RECORDS SHOWN →

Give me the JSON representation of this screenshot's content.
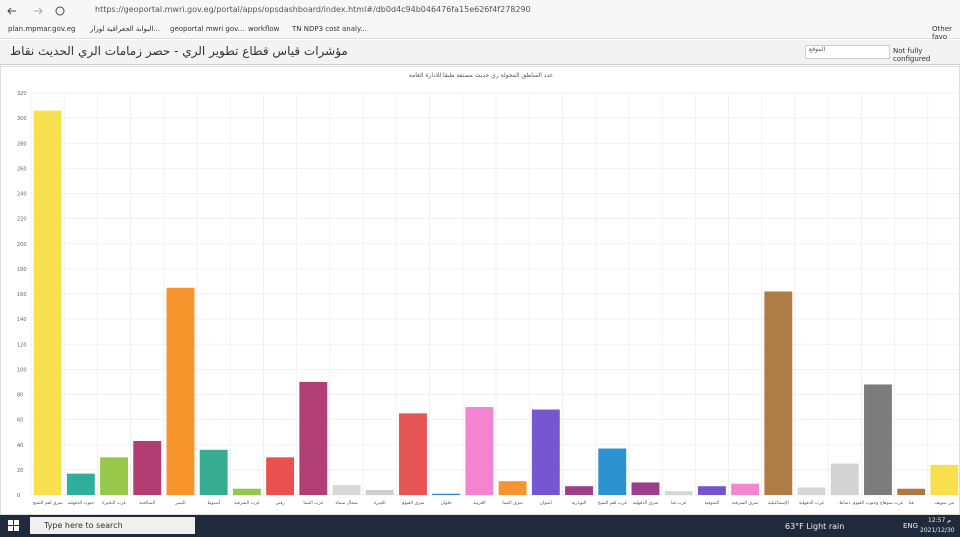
{
  "browser": {
    "url": "https://geoportal.mwri.gov.eg/portal/apps/opsdashboard/index.html#/db0d4c94b046476fa15e626f4f278290",
    "bookmarks": [
      "plan.mpmar.gov.eg",
      "البوابة الجغرافية لوزار...",
      "geoportal mwri gov...",
      "workflow",
      "TN NDP3 cost analy..."
    ],
    "other_bookmarks": "Other favo"
  },
  "dashboard": {
    "title": "مؤشرات قياس قطاع تطوير الري - حصر زمامات الري الحديث نقاط",
    "selector": "الموقع",
    "status": "Not fully configured"
  },
  "chart_data": {
    "type": "bar",
    "title": "عدد المناطق المحولة ري حديث مصنفة طبقا للادارة العامة",
    "categories": [
      "شرق لقم الشيخ",
      "جنوب الدقهلية",
      "غرب البحيرة",
      "الصالحية",
      "النصر",
      "أسيوط",
      "غرب الشرقية",
      "زفتى",
      "غرب المنيا",
      "شمال سيناء",
      "الجيزة",
      "شرق الفيوم",
      "حلوان",
      "الغربية",
      "شرق المنيا",
      "أسوان",
      "النوبارية",
      "غرب لقم الشيخ",
      "شرق الدقهلية",
      "غرب قنا",
      "المنوفية",
      "شرق الشرقية",
      "الإسماعيلية",
      "غرب الدقهلية",
      "دمياط",
      "غرب سوهاج وجنوب الفيوم",
      "قنا",
      "بني سويف"
    ],
    "values": [
      306,
      17,
      30,
      43,
      165,
      36,
      5,
      30,
      90,
      8,
      4,
      65,
      1,
      70,
      11,
      68,
      7,
      37,
      10,
      3,
      7,
      9,
      162,
      6,
      25,
      88,
      5,
      24
    ],
    "colors": [
      "#f9e04f",
      "#2fae9b",
      "#98c84a",
      "#b23d72",
      "#f7952c",
      "#36ad93",
      "#93c74e",
      "#ea5151",
      "#b13e75",
      "#d8d8d8",
      "#cfcfcf",
      "#e65454",
      "#2e86c9",
      "#f483d2",
      "#f5952f",
      "#7557d1",
      "#9b3f8a",
      "#2b93cf",
      "#9b3e8c",
      "#d6d6d6",
      "#7454cf",
      "#f286cf",
      "#b07c45",
      "#d7d7d7",
      "#d3d3d3",
      "#7c7c7c",
      "#ad7a45",
      "#f8df4d"
    ],
    "ylim": [
      0,
      320
    ],
    "yticks": [
      0,
      20,
      40,
      60,
      80,
      100,
      120,
      140,
      160,
      180,
      200,
      220,
      240,
      260,
      280,
      300,
      320
    ],
    "grid": true
  },
  "taskbar": {
    "search": "Type here to search",
    "weather": "63°F  Light rain",
    "language": "ENG",
    "time": "12:57 م",
    "date": "2021/12/30"
  }
}
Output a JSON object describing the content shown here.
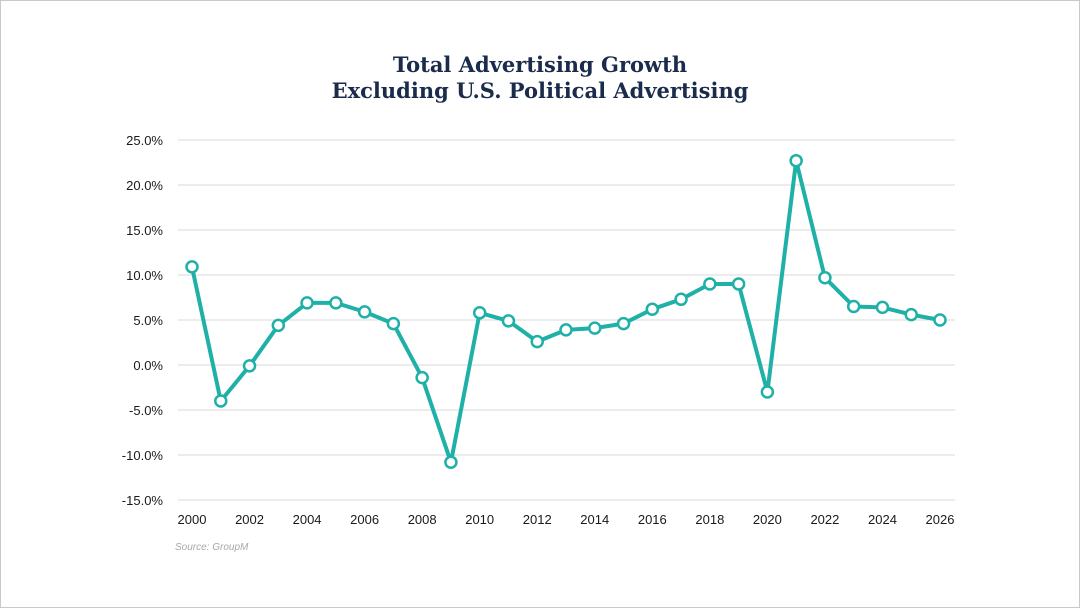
{
  "chart_data": {
    "type": "line",
    "title_line1": "Total Advertising Growth",
    "title_line2": "Excluding U.S. Political Advertising",
    "xlabel": "",
    "ylabel": "",
    "ylim": [
      -15,
      25
    ],
    "y_ticks": [
      25,
      20,
      15,
      10,
      5,
      0,
      -5,
      -10,
      -15
    ],
    "y_tick_labels": [
      "25.0%",
      "20.0%",
      "15.0%",
      "10.0%",
      "5.0%",
      "0.0%",
      "-5.0%",
      "-10.0%",
      "-15.0%"
    ],
    "x_tick_labels": [
      "2000",
      "2002",
      "2004",
      "2006",
      "2008",
      "2010",
      "2012",
      "2014",
      "2016",
      "2018",
      "2020",
      "2022",
      "2024",
      "2026"
    ],
    "grid": true,
    "legend": "none",
    "series": [
      {
        "color": "#1fb0a8",
        "x": [
          2000,
          2001,
          2002,
          2003,
          2004,
          2005,
          2006,
          2007,
          2008,
          2009,
          2010,
          2011,
          2012,
          2013,
          2014,
          2015,
          2016,
          2017,
          2018,
          2019,
          2020,
          2021,
          2022,
          2023,
          2024,
          2025,
          2026
        ],
        "values": [
          10.9,
          -4.0,
          -0.1,
          4.4,
          6.9,
          6.9,
          5.9,
          4.6,
          -1.4,
          -10.8,
          5.8,
          4.9,
          2.6,
          3.9,
          4.1,
          4.6,
          6.2,
          7.3,
          9.0,
          9.0,
          -3.0,
          22.7,
          9.7,
          6.5,
          6.4,
          5.6,
          5.0
        ]
      }
    ],
    "source": "Source: GroupM"
  },
  "colors": {
    "title": "#1a2b4c",
    "line": "#1fb0a8",
    "grid": "#d9d9d9"
  }
}
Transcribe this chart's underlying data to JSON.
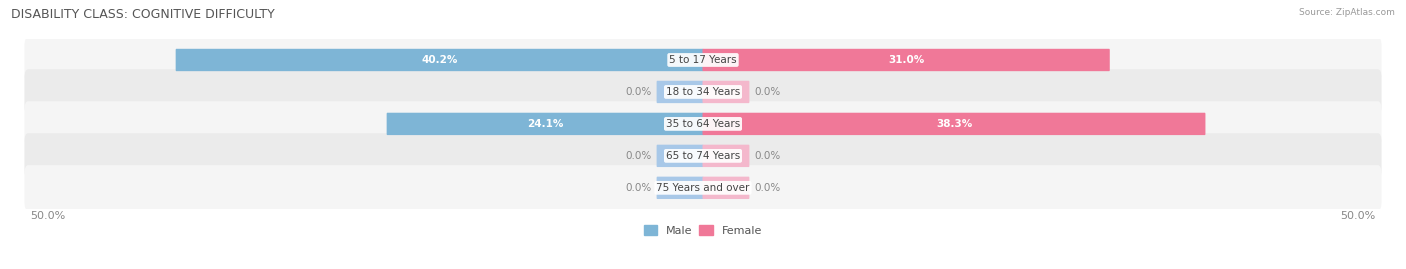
{
  "title": "DISABILITY CLASS: COGNITIVE DIFFICULTY",
  "source": "Source: ZipAtlas.com",
  "categories": [
    "5 to 17 Years",
    "18 to 34 Years",
    "35 to 64 Years",
    "65 to 74 Years",
    "75 Years and over"
  ],
  "male_values": [
    40.2,
    0.0,
    24.1,
    0.0,
    0.0
  ],
  "female_values": [
    31.0,
    0.0,
    38.3,
    0.0,
    0.0
  ],
  "max_val": 50.0,
  "male_color": "#7eb5d6",
  "female_color": "#f07898",
  "male_stub_color": "#a8c8e8",
  "female_stub_color": "#f4b8cc",
  "row_bg_color_light": "#f5f5f5",
  "row_bg_color_dark": "#ebebeb",
  "title_fontsize": 9,
  "label_fontsize": 7.5,
  "axis_label_fontsize": 8,
  "category_fontsize": 7.5,
  "legend_fontsize": 8
}
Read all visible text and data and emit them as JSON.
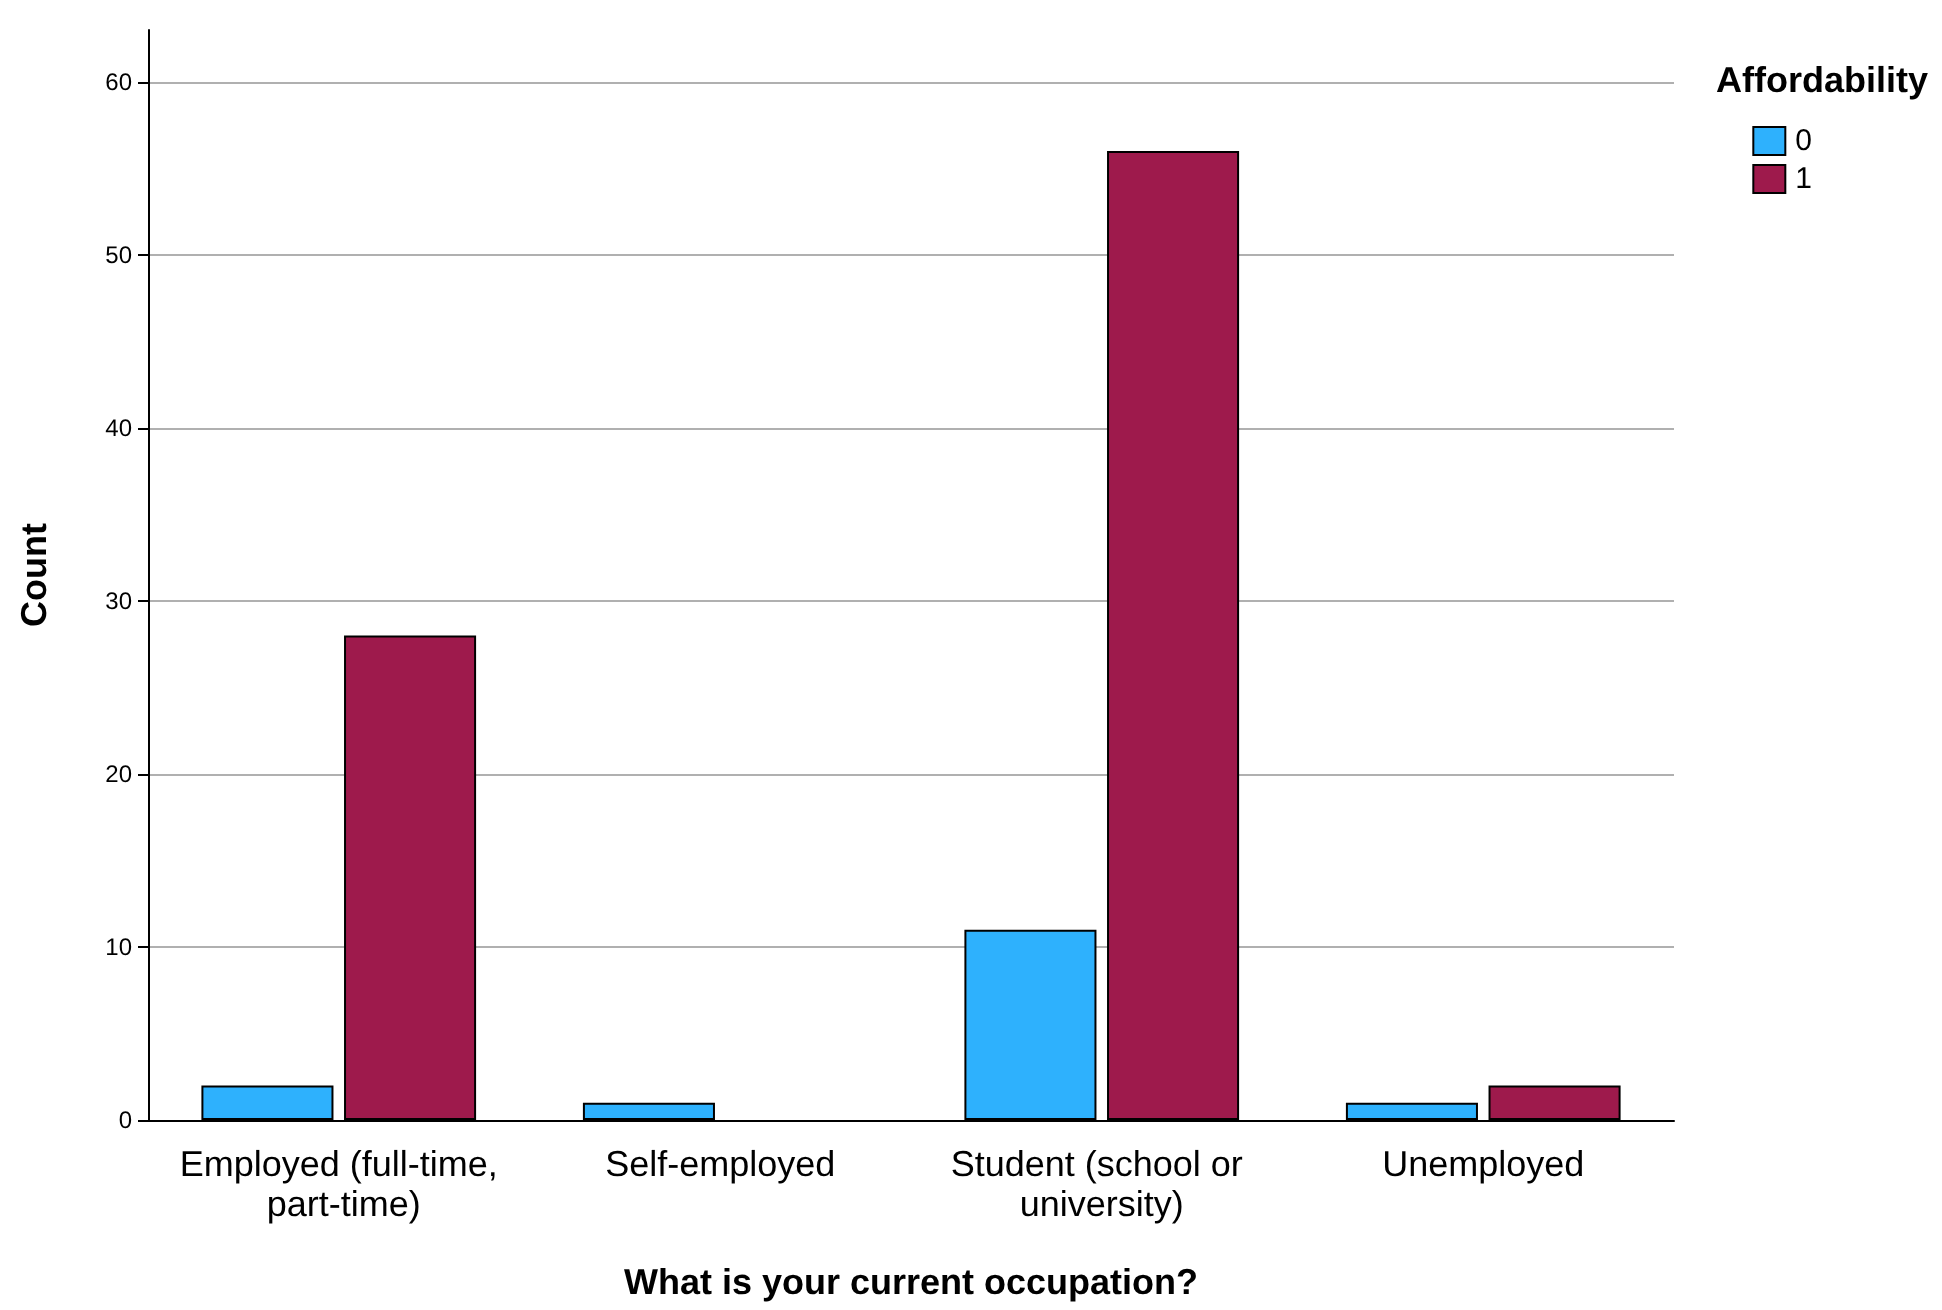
{
  "chart_data": {
    "type": "bar",
    "xlabel": "What is your current occupation?",
    "ylabel": "Count",
    "legend_title": "Affordability",
    "categories": [
      "Employed (full-time, part-time)",
      "Self-employed",
      "Student (school or university)",
      "Unemployed"
    ],
    "series": [
      {
        "name": "0",
        "color": "#2eb1fd",
        "values": [
          2,
          1,
          11,
          1
        ]
      },
      {
        "name": "1",
        "color": "#9e1a4c",
        "values": [
          28,
          null,
          56,
          2
        ]
      }
    ],
    "ylim": [
      0,
      63
    ],
    "yticks": [
      0,
      10,
      20,
      30,
      40,
      50,
      60
    ],
    "grid": "y",
    "legend": "top right"
  }
}
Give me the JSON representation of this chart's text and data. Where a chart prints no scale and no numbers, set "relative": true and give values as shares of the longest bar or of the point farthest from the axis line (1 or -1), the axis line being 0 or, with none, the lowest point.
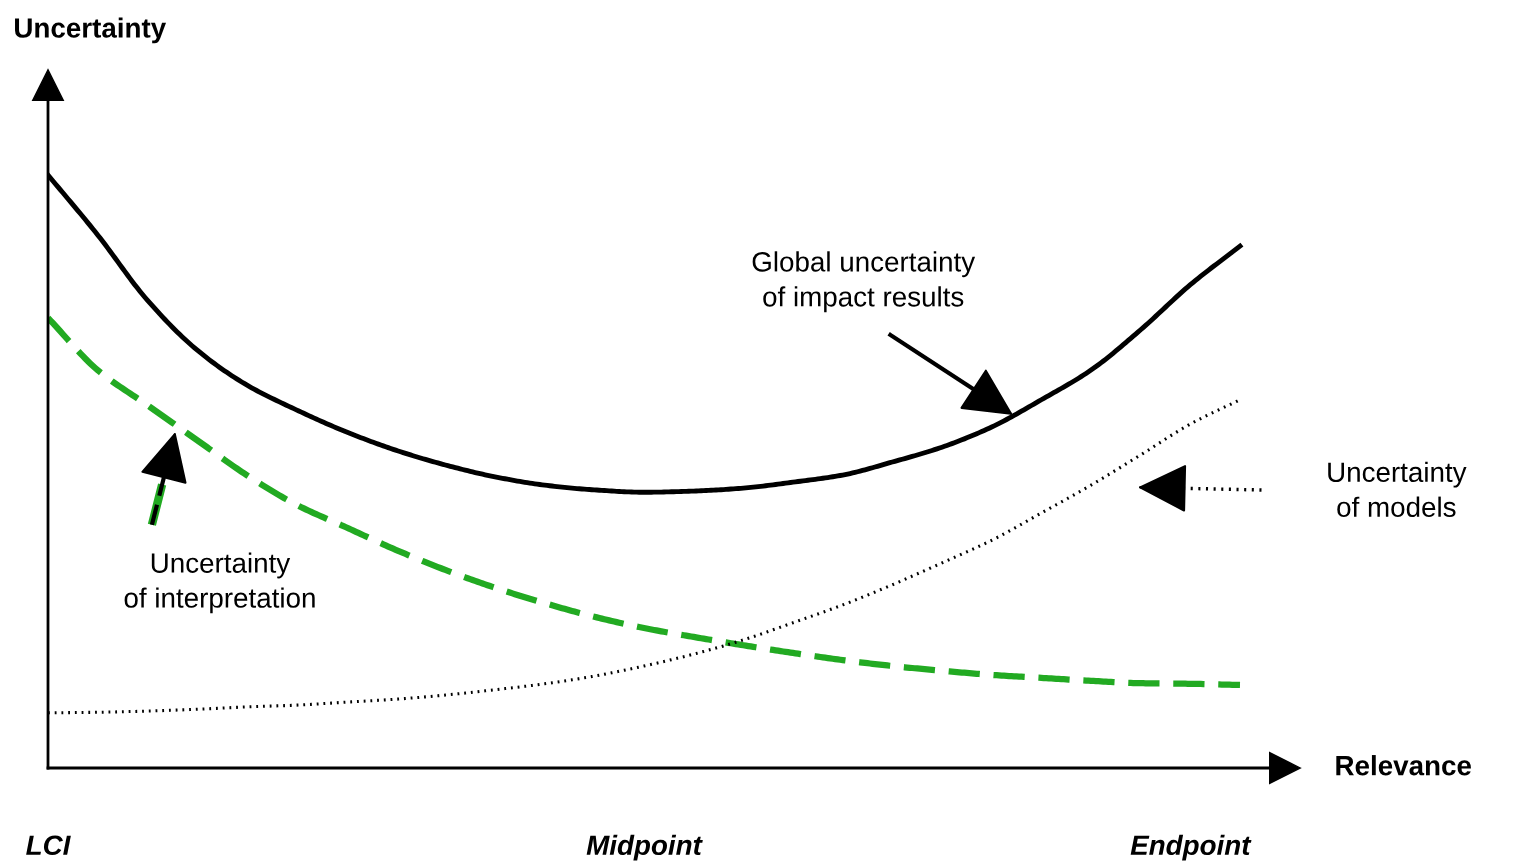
{
  "chart_data": {
    "type": "line",
    "relative": true,
    "xlabel": "Relevance",
    "ylabel": "Uncertainty",
    "legend": false,
    "grid": false,
    "marker": "none",
    "categories": [
      "LCI",
      null,
      null,
      null,
      null,
      null,
      null,
      null,
      null,
      null,
      null,
      null,
      "Midpoint",
      null,
      null,
      null,
      null,
      null,
      null,
      null,
      null,
      null,
      null,
      "Endpoint",
      null
    ],
    "annotations": [
      "Global uncertainty of impact results",
      "Uncertainty of interpretation",
      "Uncertainty of models"
    ],
    "series": [
      {
        "color": "#000000",
        "line_style": "solid",
        "values": [
          1.0,
          0.899,
          0.789,
          0.705,
          0.646,
          0.604,
          0.567,
          0.536,
          0.511,
          0.491,
          0.477,
          0.469,
          0.465,
          0.467,
          0.472,
          0.482,
          0.494,
          0.516,
          0.541,
          0.575,
          0.621,
          0.671,
          0.739,
          0.815,
          0.88
        ]
      },
      {
        "color": "#22aa22",
        "line_style": "dashed",
        "values": [
          0.759,
          0.671,
          0.612,
          0.553,
          0.494,
          0.444,
          0.406,
          0.368,
          0.334,
          0.304,
          0.278,
          0.255,
          0.236,
          0.221,
          0.207,
          0.194,
          0.182,
          0.172,
          0.164,
          0.157,
          0.152,
          0.147,
          0.143,
          0.142,
          0.14
        ]
      },
      {
        "color": "#000000",
        "line_style": "dotted",
        "values": [
          0.093,
          0.094,
          0.096,
          0.099,
          0.103,
          0.106,
          0.111,
          0.116,
          0.123,
          0.132,
          0.142,
          0.155,
          0.172,
          0.192,
          0.216,
          0.245,
          0.275,
          0.309,
          0.346,
          0.384,
          0.43,
          0.477,
          0.528,
          0.58,
          0.621
        ]
      }
    ]
  }
}
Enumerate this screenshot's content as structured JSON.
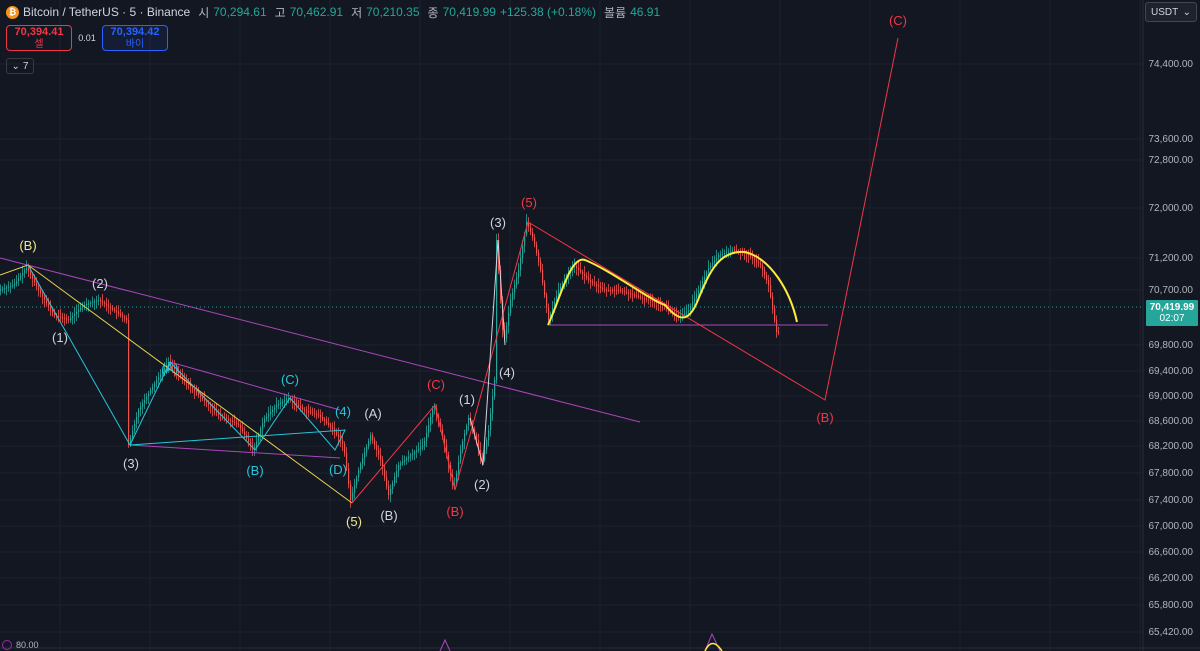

WHAT THE TASK ASKS → Look for lines containing the string "source" and copy them all.

FULL SOLUTION →
    "source": "Source: GroupM"
  "source": "Source: ZipAtlas.com",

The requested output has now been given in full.